* EXERCISE BRIEF
Can you restate the listing, starting at its first line and ending at the line containing "y-tick-label: 185,000 (117, 57, 168, 74)", with every "x-tick-label" replaced by "year-label" and nothing else changed?
***** STORED DATA
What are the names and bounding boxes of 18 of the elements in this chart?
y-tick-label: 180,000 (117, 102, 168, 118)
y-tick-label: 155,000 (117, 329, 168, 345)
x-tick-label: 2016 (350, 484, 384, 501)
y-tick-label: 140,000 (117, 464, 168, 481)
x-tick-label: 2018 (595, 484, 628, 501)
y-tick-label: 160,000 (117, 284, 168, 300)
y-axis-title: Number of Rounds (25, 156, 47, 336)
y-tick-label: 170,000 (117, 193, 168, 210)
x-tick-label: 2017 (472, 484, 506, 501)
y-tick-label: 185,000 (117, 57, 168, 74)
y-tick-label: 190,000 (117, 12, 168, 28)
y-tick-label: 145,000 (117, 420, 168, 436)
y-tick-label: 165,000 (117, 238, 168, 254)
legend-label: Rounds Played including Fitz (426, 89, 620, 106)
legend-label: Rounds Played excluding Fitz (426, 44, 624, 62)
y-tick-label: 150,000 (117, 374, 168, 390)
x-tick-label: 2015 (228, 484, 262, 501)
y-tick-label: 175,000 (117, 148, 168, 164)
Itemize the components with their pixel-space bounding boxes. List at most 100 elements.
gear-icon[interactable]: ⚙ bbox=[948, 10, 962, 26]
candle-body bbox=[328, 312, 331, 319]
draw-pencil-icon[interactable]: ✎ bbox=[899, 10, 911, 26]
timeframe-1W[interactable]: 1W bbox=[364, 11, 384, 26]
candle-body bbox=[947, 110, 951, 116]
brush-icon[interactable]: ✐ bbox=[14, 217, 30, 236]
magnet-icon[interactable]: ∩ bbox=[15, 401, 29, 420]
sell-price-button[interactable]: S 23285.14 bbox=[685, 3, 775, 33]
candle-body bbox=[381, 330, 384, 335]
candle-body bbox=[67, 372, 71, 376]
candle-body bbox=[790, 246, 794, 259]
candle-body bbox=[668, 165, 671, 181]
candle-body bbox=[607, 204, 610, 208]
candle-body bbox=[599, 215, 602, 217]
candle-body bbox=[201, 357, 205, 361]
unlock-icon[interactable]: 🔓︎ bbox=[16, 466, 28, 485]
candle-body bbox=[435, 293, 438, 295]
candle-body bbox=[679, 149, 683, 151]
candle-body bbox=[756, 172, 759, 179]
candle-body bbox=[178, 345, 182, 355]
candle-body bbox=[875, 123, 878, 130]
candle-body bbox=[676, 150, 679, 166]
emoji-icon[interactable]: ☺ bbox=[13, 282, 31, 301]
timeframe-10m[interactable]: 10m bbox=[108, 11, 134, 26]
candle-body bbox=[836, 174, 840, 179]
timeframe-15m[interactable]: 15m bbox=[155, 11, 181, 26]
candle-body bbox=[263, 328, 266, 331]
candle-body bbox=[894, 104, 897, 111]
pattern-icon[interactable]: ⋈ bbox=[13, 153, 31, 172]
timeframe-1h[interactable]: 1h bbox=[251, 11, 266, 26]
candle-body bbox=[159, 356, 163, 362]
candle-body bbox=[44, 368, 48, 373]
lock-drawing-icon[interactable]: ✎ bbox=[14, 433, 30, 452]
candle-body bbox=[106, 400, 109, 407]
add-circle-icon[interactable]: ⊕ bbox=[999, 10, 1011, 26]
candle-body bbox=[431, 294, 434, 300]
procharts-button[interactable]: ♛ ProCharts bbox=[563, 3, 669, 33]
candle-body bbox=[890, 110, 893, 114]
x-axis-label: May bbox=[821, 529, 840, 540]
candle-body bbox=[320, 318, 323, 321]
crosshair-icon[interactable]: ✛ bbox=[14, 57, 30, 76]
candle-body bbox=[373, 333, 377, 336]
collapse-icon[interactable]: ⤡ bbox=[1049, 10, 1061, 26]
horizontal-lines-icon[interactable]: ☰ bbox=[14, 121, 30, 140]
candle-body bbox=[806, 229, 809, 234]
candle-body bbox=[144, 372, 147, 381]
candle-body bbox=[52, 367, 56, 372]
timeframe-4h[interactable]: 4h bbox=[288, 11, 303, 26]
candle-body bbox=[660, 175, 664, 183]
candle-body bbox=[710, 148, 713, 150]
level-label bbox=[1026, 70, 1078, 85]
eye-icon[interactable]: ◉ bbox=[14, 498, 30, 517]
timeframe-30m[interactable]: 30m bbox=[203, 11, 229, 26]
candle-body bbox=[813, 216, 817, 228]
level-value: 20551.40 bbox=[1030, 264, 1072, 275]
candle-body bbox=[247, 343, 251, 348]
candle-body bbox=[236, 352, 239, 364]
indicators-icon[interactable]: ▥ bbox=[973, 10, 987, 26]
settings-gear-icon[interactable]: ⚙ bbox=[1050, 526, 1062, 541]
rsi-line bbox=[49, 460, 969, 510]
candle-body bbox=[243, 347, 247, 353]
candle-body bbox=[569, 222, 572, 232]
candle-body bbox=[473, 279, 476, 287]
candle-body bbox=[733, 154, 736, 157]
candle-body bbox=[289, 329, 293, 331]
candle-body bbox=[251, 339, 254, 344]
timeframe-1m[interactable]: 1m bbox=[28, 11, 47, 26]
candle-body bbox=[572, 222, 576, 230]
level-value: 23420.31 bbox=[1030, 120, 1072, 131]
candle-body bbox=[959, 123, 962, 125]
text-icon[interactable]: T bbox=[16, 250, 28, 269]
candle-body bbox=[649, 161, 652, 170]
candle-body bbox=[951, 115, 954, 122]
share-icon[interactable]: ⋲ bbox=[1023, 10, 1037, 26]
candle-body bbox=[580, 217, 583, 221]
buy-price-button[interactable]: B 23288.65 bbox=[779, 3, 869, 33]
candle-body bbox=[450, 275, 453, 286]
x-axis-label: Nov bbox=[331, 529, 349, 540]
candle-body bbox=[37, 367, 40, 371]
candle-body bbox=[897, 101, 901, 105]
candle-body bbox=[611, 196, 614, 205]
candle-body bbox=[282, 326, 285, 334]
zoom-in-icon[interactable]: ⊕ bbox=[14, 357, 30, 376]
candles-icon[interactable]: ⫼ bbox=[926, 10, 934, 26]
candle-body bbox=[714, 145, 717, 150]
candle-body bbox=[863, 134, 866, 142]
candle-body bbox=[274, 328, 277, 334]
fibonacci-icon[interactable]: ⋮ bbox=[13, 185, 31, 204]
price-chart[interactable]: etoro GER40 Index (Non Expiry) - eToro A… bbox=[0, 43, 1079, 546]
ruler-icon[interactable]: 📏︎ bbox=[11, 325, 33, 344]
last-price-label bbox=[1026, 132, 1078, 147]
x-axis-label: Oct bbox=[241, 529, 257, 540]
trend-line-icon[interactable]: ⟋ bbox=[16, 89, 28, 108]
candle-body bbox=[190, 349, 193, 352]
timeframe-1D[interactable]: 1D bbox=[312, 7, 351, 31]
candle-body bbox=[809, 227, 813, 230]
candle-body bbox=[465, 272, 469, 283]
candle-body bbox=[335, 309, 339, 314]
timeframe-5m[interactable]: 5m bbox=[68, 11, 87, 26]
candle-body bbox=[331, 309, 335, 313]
**********
* FINAL RESULT
What are the names and bounding boxes of 18 of the elements in this chart?
y-tick-label: 180,000 (117, 102, 168, 118)
y-tick-label: 155,000 (117, 329, 168, 345)
year-label: 2016 (350, 484, 384, 501)
y-tick-label: 140,000 (117, 464, 168, 481)
year-label: 2018 (595, 484, 628, 501)
y-tick-label: 160,000 (117, 284, 168, 300)
y-axis-title: Number of Rounds (25, 156, 47, 336)
y-tick-label: 170,000 (117, 193, 168, 210)
year-label: 2017 (472, 484, 506, 501)
y-tick-label: 185,000 (117, 57, 168, 74)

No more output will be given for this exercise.